Problem to work on:
Locate all lines with the word "noise". Copy them.

————————

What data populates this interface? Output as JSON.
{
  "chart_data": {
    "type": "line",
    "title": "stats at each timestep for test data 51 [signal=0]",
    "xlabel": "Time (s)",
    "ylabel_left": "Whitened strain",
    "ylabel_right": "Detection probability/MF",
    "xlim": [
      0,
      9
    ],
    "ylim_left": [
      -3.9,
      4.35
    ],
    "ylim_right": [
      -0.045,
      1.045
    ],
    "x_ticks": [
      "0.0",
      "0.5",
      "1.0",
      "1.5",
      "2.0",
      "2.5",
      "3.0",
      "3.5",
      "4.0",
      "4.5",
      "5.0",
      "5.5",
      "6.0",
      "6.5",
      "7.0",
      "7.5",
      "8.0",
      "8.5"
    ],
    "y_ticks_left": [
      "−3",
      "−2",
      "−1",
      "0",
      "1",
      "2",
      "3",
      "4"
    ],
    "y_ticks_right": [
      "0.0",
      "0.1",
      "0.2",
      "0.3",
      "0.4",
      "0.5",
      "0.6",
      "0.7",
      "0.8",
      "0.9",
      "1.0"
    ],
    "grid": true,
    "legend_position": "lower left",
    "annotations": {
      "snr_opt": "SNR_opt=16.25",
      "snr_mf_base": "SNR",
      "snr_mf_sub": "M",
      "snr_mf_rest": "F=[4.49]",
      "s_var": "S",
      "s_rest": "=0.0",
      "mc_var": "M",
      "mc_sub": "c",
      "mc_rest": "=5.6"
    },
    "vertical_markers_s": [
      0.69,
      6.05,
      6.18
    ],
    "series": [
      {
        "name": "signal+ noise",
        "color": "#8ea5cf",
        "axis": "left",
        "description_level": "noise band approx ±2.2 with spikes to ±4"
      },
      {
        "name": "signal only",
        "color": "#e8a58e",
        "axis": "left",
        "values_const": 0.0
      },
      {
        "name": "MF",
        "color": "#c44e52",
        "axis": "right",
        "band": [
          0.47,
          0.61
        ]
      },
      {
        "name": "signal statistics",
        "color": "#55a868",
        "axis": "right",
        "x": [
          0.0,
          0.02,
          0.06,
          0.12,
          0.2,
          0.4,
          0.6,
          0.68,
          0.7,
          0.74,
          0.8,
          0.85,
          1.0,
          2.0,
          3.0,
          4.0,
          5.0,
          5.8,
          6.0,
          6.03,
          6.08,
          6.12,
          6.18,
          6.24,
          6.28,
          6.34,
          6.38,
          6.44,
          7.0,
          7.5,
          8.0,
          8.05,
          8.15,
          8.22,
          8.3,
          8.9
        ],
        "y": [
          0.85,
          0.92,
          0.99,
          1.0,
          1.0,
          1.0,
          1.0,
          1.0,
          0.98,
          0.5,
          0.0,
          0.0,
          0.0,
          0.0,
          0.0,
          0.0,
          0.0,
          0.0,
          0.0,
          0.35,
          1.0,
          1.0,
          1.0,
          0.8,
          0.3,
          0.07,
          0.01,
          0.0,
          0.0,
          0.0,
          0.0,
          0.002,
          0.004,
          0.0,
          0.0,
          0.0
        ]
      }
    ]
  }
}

————————

Answer to this exercise:
        "name": "signal+ noise",
        "description_level": "noise band approx ±2.2 with spikes to ±4"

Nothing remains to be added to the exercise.